» Listing:

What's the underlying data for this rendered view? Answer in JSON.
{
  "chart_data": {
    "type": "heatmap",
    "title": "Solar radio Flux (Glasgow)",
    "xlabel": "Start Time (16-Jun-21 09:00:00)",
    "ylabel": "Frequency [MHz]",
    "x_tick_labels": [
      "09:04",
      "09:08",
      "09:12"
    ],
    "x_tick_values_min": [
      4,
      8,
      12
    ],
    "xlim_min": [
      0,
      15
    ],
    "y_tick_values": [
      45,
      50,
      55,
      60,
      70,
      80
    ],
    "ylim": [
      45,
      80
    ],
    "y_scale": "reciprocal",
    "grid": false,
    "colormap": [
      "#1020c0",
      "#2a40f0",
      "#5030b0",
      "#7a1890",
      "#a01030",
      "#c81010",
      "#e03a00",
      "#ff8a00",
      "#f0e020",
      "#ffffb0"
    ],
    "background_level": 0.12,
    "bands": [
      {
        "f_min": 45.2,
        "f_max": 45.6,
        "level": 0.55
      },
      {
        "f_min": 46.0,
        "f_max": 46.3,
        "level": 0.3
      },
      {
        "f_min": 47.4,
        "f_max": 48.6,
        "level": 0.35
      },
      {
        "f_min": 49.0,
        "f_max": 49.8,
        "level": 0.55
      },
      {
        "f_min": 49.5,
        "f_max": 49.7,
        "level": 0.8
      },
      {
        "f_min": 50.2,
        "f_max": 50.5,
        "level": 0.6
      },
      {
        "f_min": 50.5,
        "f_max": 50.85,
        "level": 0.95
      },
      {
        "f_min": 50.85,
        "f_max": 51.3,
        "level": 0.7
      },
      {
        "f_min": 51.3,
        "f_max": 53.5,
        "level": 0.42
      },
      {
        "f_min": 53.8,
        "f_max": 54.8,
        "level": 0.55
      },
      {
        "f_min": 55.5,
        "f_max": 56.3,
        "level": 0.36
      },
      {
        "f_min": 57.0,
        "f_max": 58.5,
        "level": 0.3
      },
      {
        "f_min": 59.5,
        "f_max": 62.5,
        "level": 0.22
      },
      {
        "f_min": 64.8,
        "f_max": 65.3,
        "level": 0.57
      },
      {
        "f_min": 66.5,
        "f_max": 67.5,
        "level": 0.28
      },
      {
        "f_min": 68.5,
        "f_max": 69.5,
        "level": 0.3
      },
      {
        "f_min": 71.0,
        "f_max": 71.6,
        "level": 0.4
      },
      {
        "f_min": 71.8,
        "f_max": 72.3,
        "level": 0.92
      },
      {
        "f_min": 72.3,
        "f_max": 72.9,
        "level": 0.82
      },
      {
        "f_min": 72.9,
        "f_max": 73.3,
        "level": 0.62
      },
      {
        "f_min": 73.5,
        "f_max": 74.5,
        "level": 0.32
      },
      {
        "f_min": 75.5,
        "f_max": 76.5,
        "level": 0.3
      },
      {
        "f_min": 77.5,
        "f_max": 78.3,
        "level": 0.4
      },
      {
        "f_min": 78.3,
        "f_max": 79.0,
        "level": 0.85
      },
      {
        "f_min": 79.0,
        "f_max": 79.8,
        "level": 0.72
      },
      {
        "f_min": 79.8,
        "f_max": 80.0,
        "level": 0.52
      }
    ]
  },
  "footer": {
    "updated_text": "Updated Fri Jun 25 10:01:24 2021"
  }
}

» Brief:
Copy each line of the data exactly, leaving nothing out.

» Response:
What's the underlying data for this rendered view? Answer in JSON.
{
  "chart_data": {
    "type": "heatmap",
    "title": "Solar radio Flux (Glasgow)",
    "xlabel": "Start Time (16-Jun-21 09:00:00)",
    "ylabel": "Frequency [MHz]",
    "x_tick_labels": [
      "09:04",
      "09:08",
      "09:12"
    ],
    "x_tick_values_min": [
      4,
      8,
      12
    ],
    "xlim_min": [
      0,
      15
    ],
    "y_tick_values": [
      45,
      50,
      55,
      60,
      70,
      80
    ],
    "ylim": [
      45,
      80
    ],
    "y_scale": "reciprocal",
    "grid": false,
    "colormap": [
      "#1020c0",
      "#2a40f0",
      "#5030b0",
      "#7a1890",
      "#a01030",
      "#c81010",
      "#e03a00",
      "#ff8a00",
      "#f0e020",
      "#ffffb0"
    ],
    "background_level": 0.12,
    "bands": [
      {
        "f_min": 45.2,
        "f_max": 45.6,
        "level": 0.55
      },
      {
        "f_min": 46.0,
        "f_max": 46.3,
        "level": 0.3
      },
      {
        "f_min": 47.4,
        "f_max": 48.6,
        "level": 0.35
      },
      {
        "f_min": 49.0,
        "f_max": 49.8,
        "level": 0.55
      },
      {
        "f_min": 49.5,
        "f_max": 49.7,
        "level": 0.8
      },
      {
        "f_min": 50.2,
        "f_max": 50.5,
        "level": 0.6
      },
      {
        "f_min": 50.5,
        "f_max": 50.85,
        "level": 0.95
      },
      {
        "f_min": 50.85,
        "f_max": 51.3,
        "level": 0.7
      },
      {
        "f_min": 51.3,
        "f_max": 53.5,
        "level": 0.42
      },
      {
        "f_min": 53.8,
        "f_max": 54.8,
        "level": 0.55
      },
      {
        "f_min": 55.5,
        "f_max": 56.3,
        "level": 0.36
      },
      {
        "f_min": 57.0,
        "f_max": 58.5,
        "level": 0.3
      },
      {
        "f_min": 59.5,
        "f_max": 62.5,
        "level": 0.22
      },
      {
        "f_min": 64.8,
        "f_max": 65.3,
        "level": 0.57
      },
      {
        "f_min": 66.5,
        "f_max": 67.5,
        "level": 0.28
      },
      {
        "f_min": 68.5,
        "f_max": 69.5,
        "level": 0.3
      },
      {
        "f_min": 71.0,
        "f_max": 71.6,
        "level": 0.4
      },
      {
        "f_min": 71.8,
        "f_max": 72.3,
        "level": 0.92
      },
      {
        "f_min": 72.3,
        "f_max": 72.9,
        "level": 0.82
      },
      {
        "f_min": 72.9,
        "f_max": 73.3,
        "level": 0.62
      },
      {
        "f_min": 73.5,
        "f_max": 74.5,
        "level": 0.32
      },
      {
        "f_min": 75.5,
        "f_max": 76.5,
        "level": 0.3
      },
      {
        "f_min": 77.5,
        "f_max": 78.3,
        "level": 0.4
      },
      {
        "f_min": 78.3,
        "f_max": 79.0,
        "level": 0.85
      },
      {
        "f_min": 79.0,
        "f_max": 79.8,
        "level": 0.72
      },
      {
        "f_min": 79.8,
        "f_max": 80.0,
        "level": 0.52
      }
    ]
  },
  "footer": {
    "updated_text": "Updated Fri Jun 25 10:01:24 2021"
  }
}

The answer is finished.